## Problem to solve
In the listing below, pick out lines with "color".

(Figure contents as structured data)
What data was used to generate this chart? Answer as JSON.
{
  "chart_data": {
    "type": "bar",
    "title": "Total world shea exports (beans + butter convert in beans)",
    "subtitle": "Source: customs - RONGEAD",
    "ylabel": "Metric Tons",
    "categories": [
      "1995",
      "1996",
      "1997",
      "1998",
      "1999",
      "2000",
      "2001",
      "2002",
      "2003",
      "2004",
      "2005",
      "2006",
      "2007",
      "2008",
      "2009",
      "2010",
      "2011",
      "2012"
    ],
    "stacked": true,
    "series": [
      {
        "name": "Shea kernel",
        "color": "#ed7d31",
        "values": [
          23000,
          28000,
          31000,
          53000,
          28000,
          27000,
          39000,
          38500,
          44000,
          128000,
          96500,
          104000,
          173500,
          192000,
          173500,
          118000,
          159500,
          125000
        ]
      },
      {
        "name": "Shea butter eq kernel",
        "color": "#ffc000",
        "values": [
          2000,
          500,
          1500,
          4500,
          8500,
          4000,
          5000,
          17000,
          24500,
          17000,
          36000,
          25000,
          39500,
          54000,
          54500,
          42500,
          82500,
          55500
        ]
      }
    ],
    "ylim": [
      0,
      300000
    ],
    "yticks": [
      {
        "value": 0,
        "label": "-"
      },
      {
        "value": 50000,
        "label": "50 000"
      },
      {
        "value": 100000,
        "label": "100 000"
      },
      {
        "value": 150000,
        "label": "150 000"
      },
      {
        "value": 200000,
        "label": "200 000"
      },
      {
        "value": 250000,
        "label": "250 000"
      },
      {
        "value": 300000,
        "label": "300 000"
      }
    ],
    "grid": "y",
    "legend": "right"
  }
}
* * *
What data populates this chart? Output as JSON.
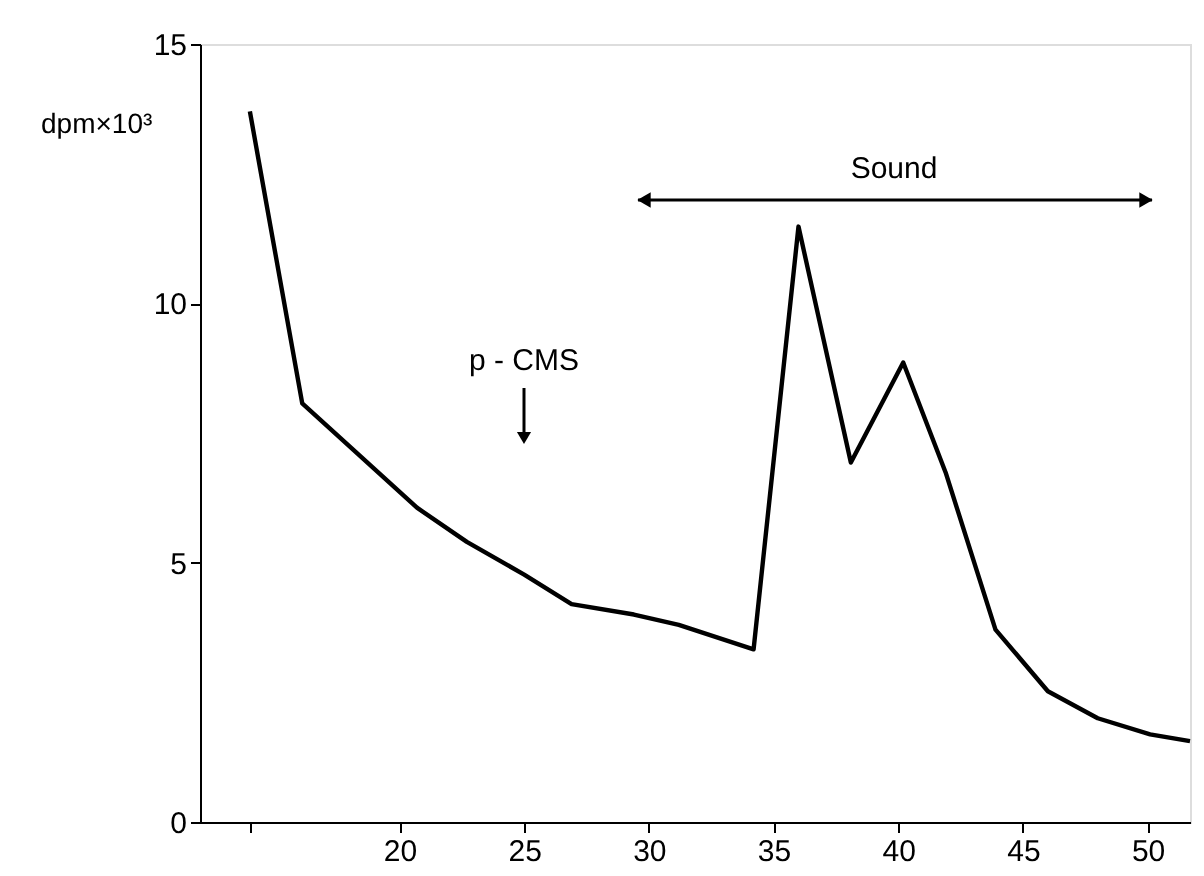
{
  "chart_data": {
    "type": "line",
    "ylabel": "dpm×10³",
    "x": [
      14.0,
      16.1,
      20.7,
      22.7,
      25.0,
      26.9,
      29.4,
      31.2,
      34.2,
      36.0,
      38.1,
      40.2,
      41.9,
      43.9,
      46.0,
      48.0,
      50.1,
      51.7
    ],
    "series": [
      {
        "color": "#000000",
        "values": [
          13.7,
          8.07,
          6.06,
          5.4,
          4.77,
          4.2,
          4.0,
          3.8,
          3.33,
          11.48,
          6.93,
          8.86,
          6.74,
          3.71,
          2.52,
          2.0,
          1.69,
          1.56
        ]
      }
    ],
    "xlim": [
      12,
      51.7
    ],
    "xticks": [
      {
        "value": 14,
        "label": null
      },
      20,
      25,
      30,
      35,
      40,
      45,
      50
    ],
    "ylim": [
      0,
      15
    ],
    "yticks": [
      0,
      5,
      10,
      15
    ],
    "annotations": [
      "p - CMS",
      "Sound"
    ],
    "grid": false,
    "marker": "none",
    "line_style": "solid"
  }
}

## Completed exercise
        "color": "#ed7d31",
        "color": "#ffc000",
        "color": "#000000",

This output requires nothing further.